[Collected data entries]
--- Begin ---

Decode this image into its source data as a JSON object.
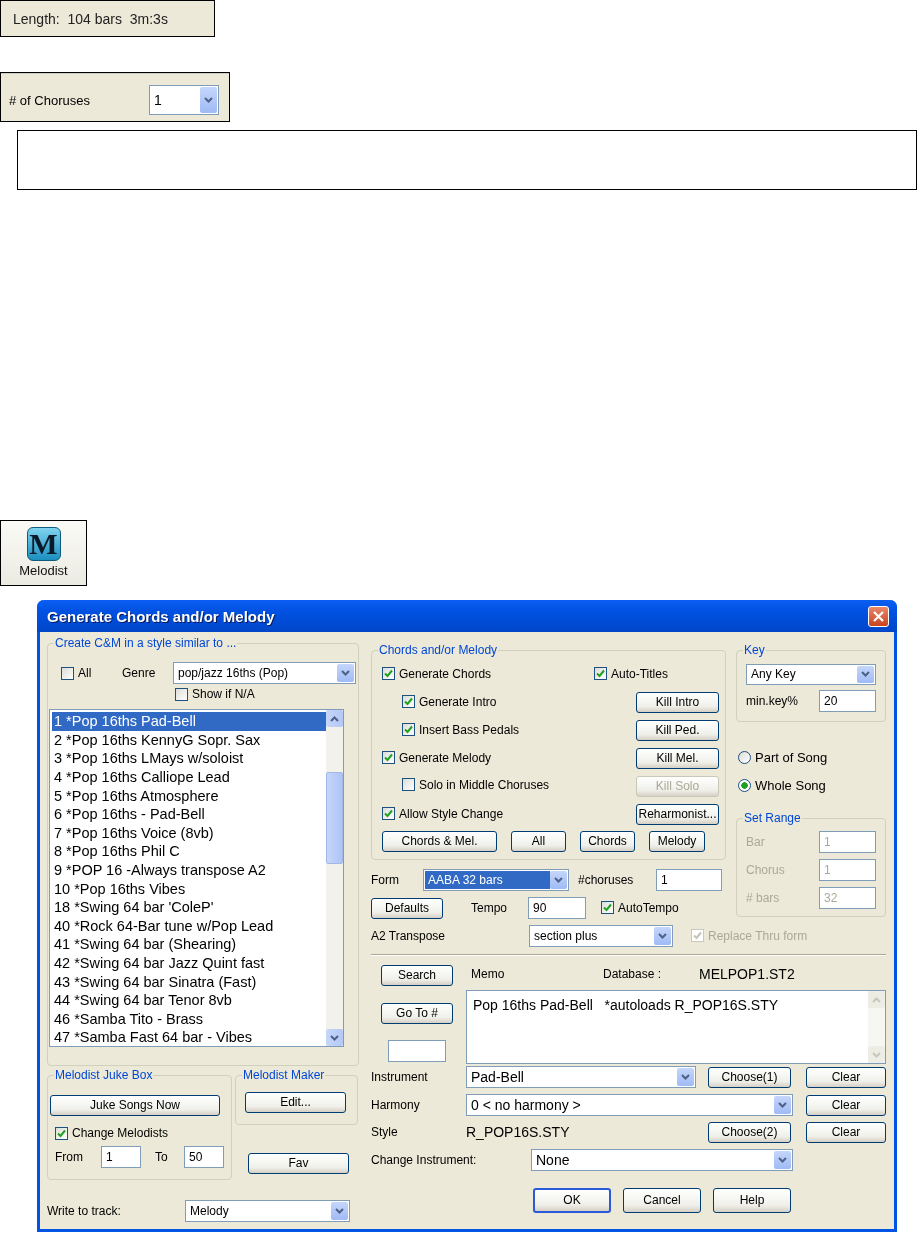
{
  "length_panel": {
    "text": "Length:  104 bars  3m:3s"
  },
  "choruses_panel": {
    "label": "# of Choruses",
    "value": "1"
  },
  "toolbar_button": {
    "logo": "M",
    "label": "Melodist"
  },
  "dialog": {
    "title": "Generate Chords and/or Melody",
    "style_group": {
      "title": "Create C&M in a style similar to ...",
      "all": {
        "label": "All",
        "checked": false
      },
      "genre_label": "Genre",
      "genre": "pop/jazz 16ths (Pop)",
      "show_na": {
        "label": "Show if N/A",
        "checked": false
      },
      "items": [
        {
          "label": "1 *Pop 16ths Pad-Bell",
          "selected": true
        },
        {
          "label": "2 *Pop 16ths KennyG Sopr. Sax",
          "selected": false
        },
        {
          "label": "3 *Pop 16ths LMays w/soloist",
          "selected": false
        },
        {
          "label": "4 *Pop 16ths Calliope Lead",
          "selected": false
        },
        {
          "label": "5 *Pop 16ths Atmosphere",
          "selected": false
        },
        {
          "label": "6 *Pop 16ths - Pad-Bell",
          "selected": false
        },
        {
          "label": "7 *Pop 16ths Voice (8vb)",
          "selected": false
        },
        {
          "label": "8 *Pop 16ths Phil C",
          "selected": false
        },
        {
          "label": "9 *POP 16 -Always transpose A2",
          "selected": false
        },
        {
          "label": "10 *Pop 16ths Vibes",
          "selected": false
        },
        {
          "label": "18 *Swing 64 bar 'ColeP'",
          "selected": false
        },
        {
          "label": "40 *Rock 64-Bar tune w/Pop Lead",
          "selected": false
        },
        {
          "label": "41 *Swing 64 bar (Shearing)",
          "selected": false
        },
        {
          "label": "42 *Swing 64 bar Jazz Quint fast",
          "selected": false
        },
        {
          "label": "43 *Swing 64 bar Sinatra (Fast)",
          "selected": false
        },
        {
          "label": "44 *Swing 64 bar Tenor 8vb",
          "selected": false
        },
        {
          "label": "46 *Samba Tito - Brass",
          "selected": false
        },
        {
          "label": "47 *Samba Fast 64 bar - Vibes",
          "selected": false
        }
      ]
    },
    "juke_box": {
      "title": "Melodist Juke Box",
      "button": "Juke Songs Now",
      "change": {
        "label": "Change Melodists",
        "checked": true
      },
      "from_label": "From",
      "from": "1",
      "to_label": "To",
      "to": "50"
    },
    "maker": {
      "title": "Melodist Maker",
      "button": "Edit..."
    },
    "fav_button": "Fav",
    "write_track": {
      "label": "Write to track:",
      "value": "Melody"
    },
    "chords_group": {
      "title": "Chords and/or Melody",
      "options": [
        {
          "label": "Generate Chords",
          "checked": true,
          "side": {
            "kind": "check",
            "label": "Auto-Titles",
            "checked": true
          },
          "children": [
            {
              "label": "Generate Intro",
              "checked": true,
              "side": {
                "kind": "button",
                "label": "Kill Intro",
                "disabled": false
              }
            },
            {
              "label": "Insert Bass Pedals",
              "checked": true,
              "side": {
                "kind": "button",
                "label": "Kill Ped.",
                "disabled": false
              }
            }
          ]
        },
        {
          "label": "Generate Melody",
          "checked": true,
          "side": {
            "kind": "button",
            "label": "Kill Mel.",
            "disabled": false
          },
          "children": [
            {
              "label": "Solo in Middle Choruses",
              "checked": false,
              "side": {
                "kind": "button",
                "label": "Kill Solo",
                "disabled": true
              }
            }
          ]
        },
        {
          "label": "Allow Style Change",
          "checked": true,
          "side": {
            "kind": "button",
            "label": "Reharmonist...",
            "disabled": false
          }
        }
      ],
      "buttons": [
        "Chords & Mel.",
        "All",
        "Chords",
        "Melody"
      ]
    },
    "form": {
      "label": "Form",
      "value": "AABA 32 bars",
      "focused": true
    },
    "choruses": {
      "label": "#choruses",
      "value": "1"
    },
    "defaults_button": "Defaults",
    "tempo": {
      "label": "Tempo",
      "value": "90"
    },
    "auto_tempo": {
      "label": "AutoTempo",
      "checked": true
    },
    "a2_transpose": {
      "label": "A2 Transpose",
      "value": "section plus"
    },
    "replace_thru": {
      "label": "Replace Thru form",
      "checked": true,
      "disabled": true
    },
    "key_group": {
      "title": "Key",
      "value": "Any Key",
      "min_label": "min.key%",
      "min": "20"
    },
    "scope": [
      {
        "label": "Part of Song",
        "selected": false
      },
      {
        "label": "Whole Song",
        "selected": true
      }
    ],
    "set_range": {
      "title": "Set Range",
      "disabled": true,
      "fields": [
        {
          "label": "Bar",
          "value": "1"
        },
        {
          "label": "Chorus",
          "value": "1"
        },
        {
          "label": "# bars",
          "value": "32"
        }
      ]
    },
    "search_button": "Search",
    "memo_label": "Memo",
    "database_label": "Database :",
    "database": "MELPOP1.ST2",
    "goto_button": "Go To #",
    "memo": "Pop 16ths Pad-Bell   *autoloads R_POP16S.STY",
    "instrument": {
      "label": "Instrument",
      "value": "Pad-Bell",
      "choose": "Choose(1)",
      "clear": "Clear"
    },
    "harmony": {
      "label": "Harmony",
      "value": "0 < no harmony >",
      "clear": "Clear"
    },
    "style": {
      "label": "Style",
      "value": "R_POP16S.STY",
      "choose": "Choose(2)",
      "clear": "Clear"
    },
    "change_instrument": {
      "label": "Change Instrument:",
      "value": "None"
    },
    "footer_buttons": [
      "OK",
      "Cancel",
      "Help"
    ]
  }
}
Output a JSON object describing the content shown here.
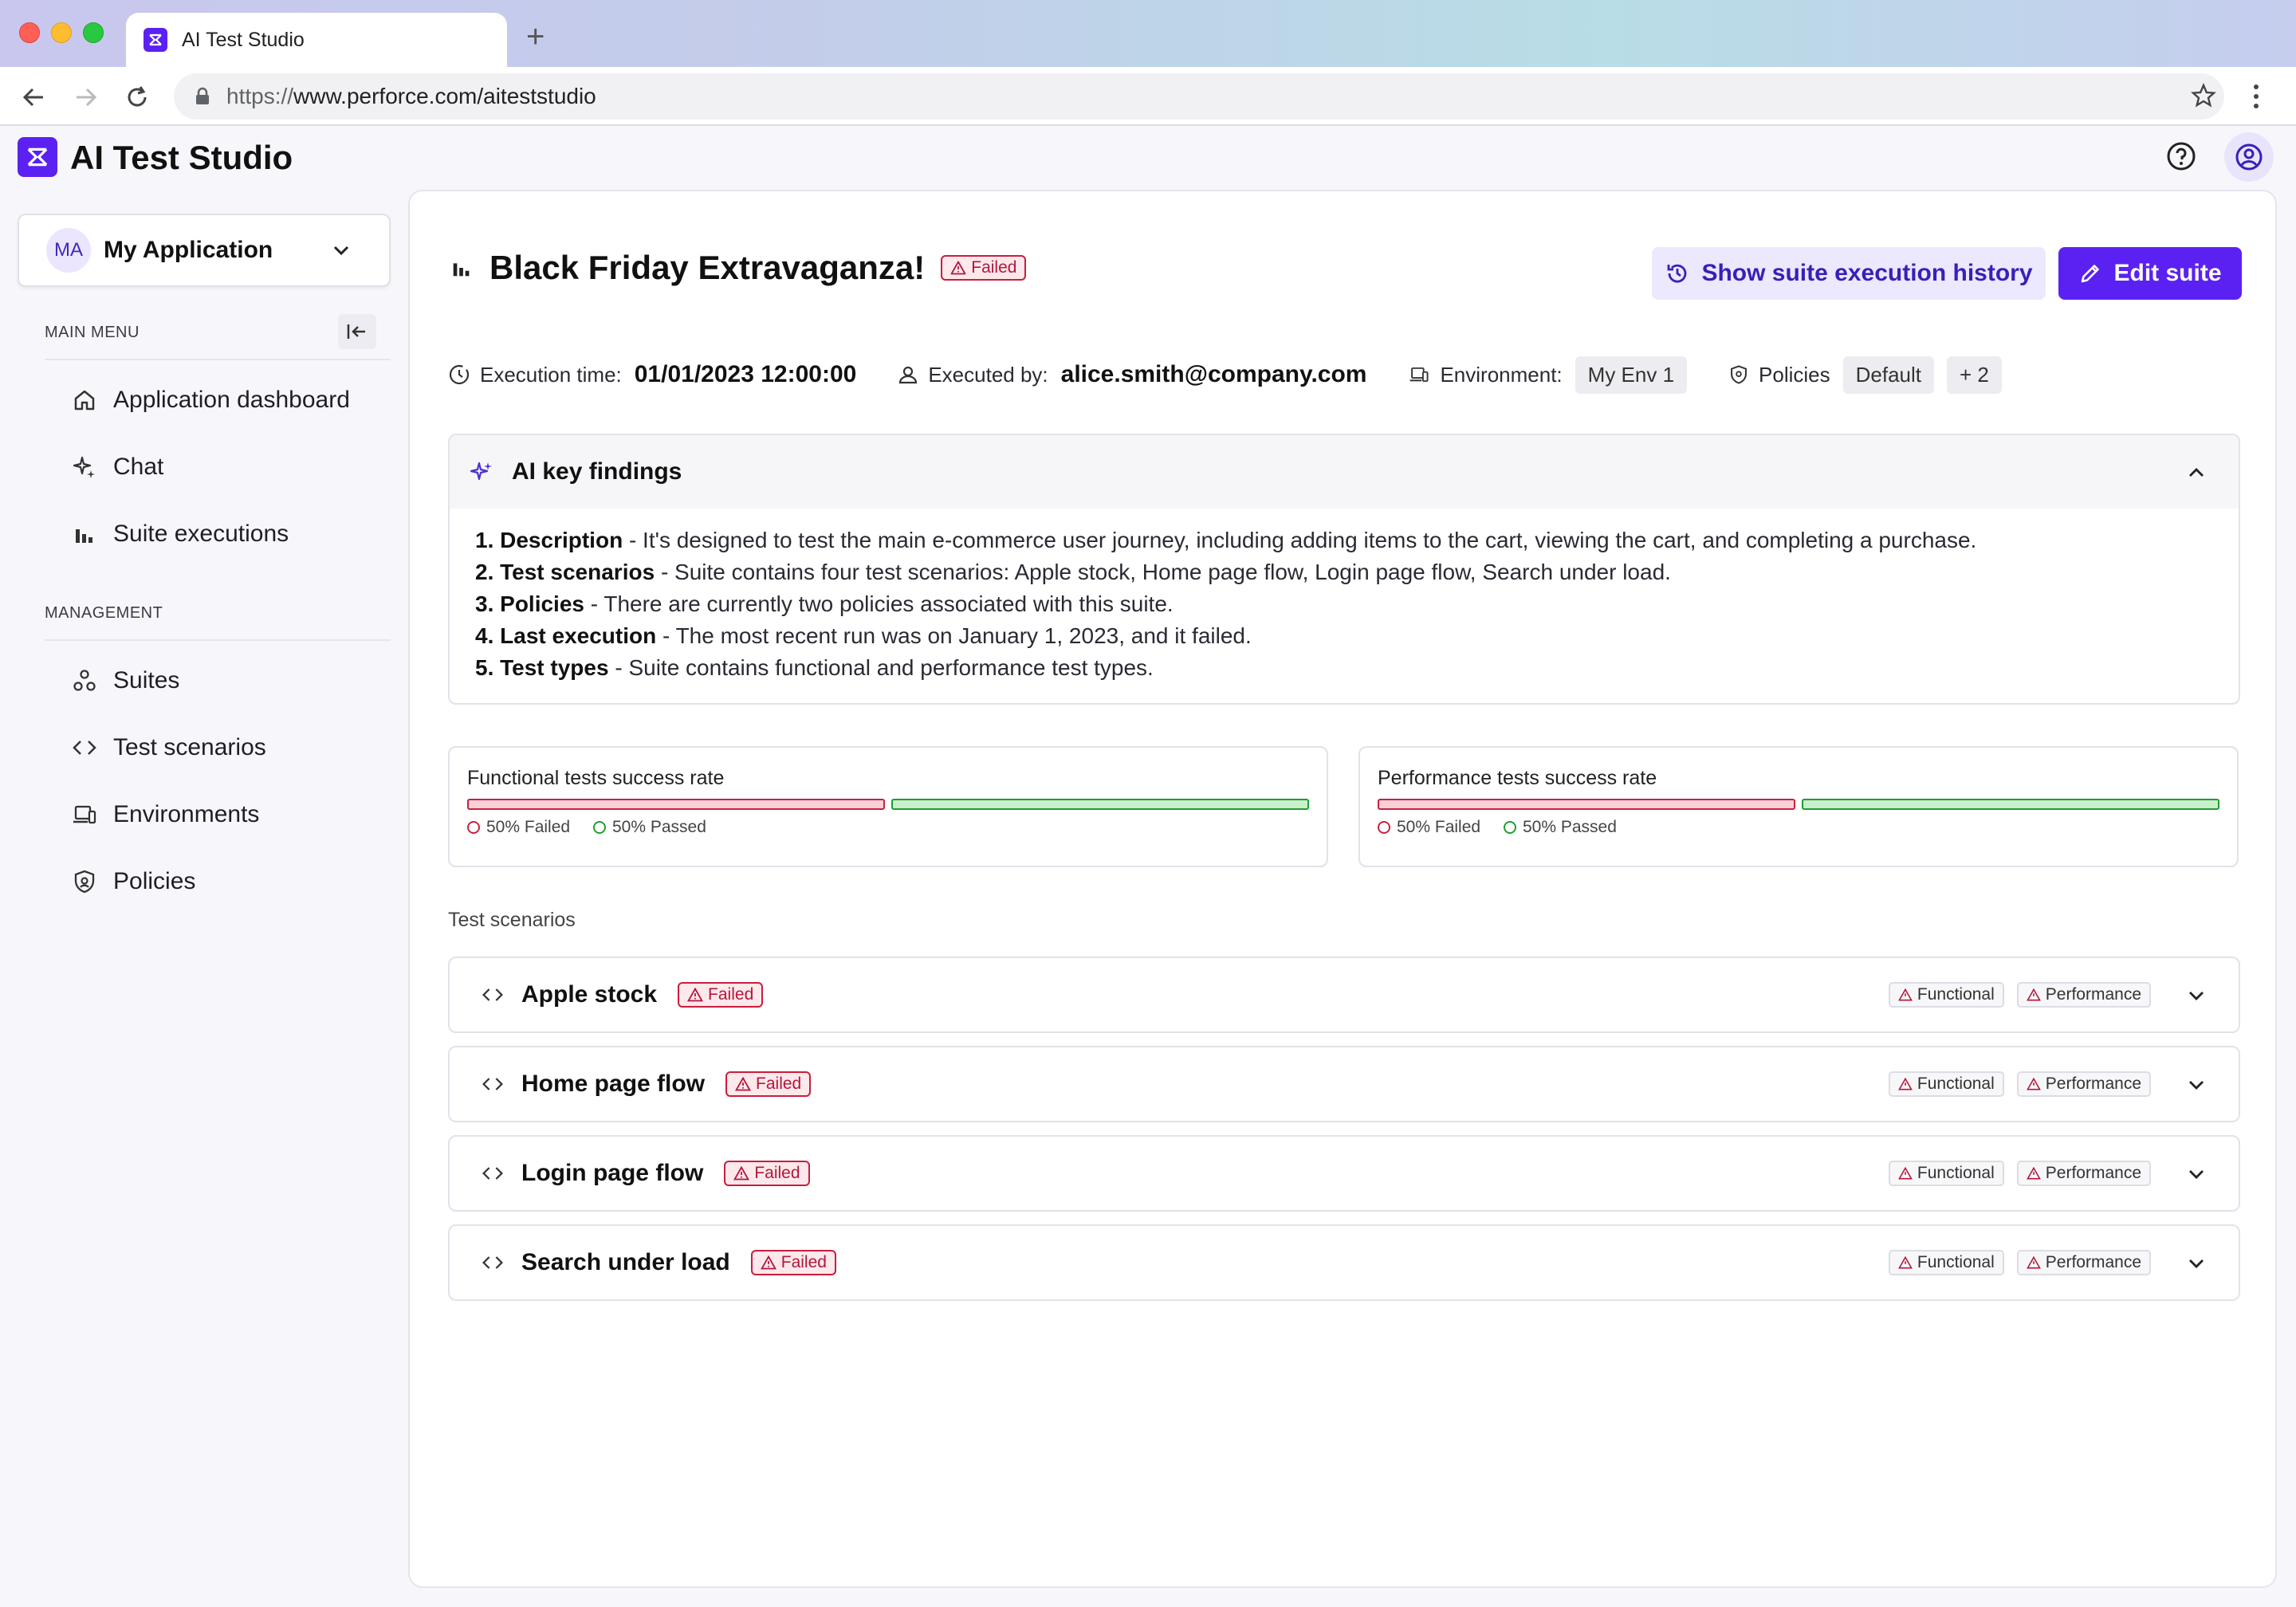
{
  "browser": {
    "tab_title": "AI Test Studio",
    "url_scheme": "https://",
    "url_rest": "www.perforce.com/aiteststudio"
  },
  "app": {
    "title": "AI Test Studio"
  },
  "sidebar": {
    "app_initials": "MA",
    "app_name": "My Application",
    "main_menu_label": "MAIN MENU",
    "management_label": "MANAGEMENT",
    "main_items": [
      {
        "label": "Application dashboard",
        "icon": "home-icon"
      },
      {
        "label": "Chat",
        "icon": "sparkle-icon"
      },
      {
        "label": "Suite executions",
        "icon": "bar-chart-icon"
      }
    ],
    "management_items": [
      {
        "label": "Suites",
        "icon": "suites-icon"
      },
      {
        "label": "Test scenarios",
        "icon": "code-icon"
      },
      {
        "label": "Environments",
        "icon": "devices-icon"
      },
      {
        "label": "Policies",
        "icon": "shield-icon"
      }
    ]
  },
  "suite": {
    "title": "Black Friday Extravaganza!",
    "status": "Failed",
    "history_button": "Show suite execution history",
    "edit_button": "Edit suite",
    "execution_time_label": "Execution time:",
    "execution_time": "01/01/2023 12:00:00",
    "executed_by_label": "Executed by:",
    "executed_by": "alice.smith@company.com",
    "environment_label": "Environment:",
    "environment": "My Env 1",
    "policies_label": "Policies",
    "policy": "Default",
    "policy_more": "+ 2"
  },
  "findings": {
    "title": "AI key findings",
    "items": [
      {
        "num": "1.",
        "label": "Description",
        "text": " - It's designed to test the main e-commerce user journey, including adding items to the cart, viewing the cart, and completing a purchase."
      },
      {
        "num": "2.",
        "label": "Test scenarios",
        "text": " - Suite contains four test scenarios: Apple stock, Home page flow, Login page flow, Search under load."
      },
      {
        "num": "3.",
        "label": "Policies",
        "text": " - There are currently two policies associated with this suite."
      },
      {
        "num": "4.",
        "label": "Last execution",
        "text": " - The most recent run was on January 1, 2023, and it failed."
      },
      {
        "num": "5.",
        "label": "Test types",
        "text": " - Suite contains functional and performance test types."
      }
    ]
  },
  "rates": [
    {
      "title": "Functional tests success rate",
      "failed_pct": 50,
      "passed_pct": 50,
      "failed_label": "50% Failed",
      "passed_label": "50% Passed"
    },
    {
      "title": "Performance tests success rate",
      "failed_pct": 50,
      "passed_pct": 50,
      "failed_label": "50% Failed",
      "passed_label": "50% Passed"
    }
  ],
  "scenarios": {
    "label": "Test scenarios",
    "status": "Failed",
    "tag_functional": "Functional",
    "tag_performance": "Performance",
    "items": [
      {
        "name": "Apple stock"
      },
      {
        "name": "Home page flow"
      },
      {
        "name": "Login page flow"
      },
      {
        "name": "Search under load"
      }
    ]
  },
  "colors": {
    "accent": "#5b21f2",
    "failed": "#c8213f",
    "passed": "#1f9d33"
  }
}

--- End ---

**Task instructions**
Copy every line above that holds the word "disabled".

**Correct answer**
                "disabled": false
                "disabled": false
            "disabled": false
                "disabled": true
            "disabled": false
      "disabled": true
      "disabled": true,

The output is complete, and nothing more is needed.